From the records, pick out and copy each line containing "Bureau".
** START Provided data **
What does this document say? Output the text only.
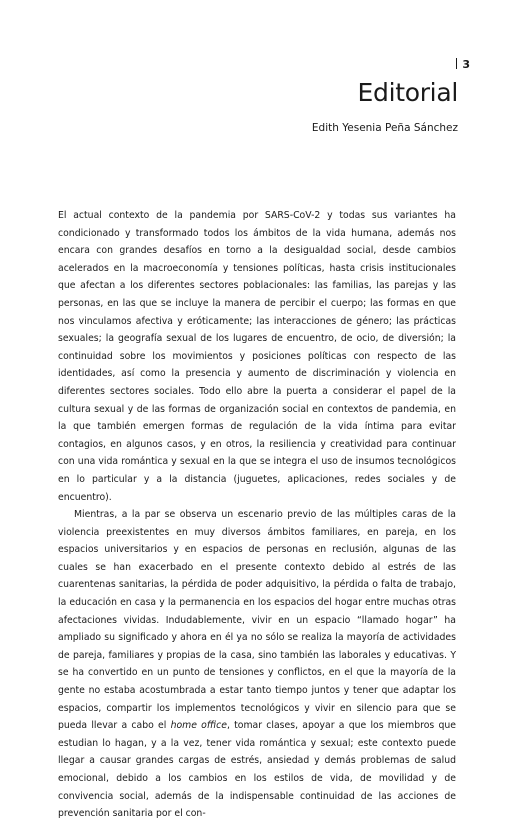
3
Editorial
Edith Yesenia Peña Sánchez

El actual contexto de la pandemia por SARS-CoV-2 y todas sus variantes ha condicionado y transformado todos los ámbitos de la vida humana, además nos encara con grandes desafíos en torno a la desigualdad social, desde cambios acelerados en la macroeconomía y tensiones políticas, hasta crisis institucionales que afectan a los diferentes sectores poblacionales: las familias, las parejas y las personas, en las que se incluye la manera de percibir el cuerpo; las formas en que nos vinculamos afectiva y eróticamente; las interacciones de género; las prácticas sexuales; la geografía sexual de los lugares de encuentro, de ocio, de diversión; la continuidad sobre los movimientos y posiciones políticas con respecto de las identidades, así como la presencia y aumento de discriminación y violencia en diferentes sectores sociales. Todo ello abre la puerta a considerar el papel de la cultura sexual y de las formas de organización social en contextos de pandemia, en la que también emergen formas de regulación de la vida íntima para evitar contagios, en algunos casos, y en otros, la resiliencia y creatividad para continuar con una vida romántica y sexual en la que se integra el uso de insumos tecnológicos en lo particular y a la distancia (juguetes, aplicaciones, redes sociales y de encuentro).

Mientras, a la par se observa un escenario previo de las múltiples caras de la violencia preexistentes en muy diversos ámbitos familiares, en pareja, en los espacios universitarios y en espacios de personas en reclusión, algunas de las cuales se han exacerbado en el presente contexto debido al estrés de las cuarentenas sanitarias, la pérdida de poder adquisitivo, la pérdida o falta de trabajo, la educación en casa y la permanencia en los espacios del hogar entre muchas otras afectaciones vividas. Indudablemente, vivir en un espacio “llamado hogar” ha ampliado su significado y ahora en él ya no sólo se realiza la mayoría de actividades de pareja, familiares y propias de la casa, sino también las laborales y educativas. Y se ha convertido en un punto de tensiones y conflictos, en el que la mayoría de la gente no estaba acostumbrada a estar tanto tiempo juntos y tener que adaptar los espacios, compartir los implementos tecnológicos y vivir en silencio para que se pueda llevar a cabo el home office, tomar clases, apoyar a que los miembros que estudian lo hagan, y a la vez, tener vida romántica y sexual; este contexto puede llegar a causar grandes cargas de estrés, ansiedad y demás problemas de salud emocional, debido a los cambios en los estilos de vida, de movilidad y de convivencia social, además de la indispensable continuidad de las acciones de prevención sanitaria por el con-
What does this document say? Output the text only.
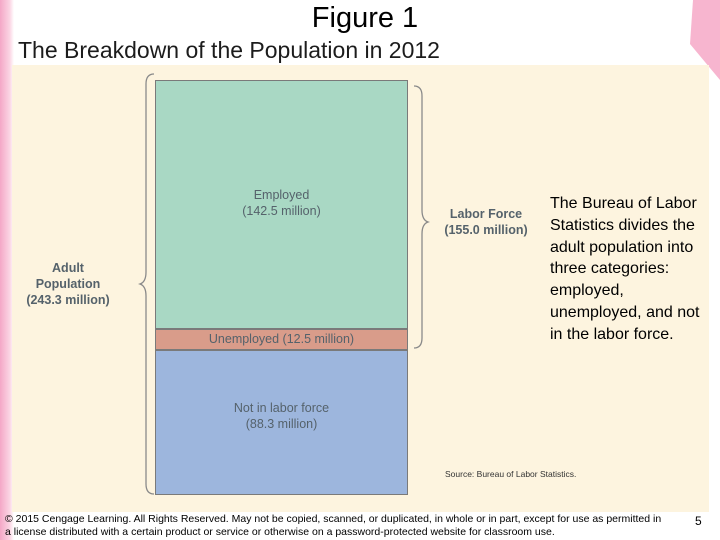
Figure 1
The Breakdown of the Population in 2012
Employed
(142.5 million)
Unemployed (12.5 million)
Not in labor force
(88.3 million)
Adult
Population
(243.3 million)
Labor Force
(155.0 million)
The Bureau of Labor Statistics divides the adult population into three categories: employed, unemployed, and not in the labor force.
Source: Bureau of Labor Statistics.
© 2015 Cengage Learning. All Rights Reserved. May not be copied, scanned, or duplicated, in whole or in part, except for use as permitted in a license distributed with a certain product or service or otherwise on a password-protected website for classroom use.
5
** END Provided data **
**Exercise answer**
The Bureau of Labor Statistics divides the adult population into three categories: employed, unemployed, and not in the labor force.
Source: Bureau of Labor Statistics.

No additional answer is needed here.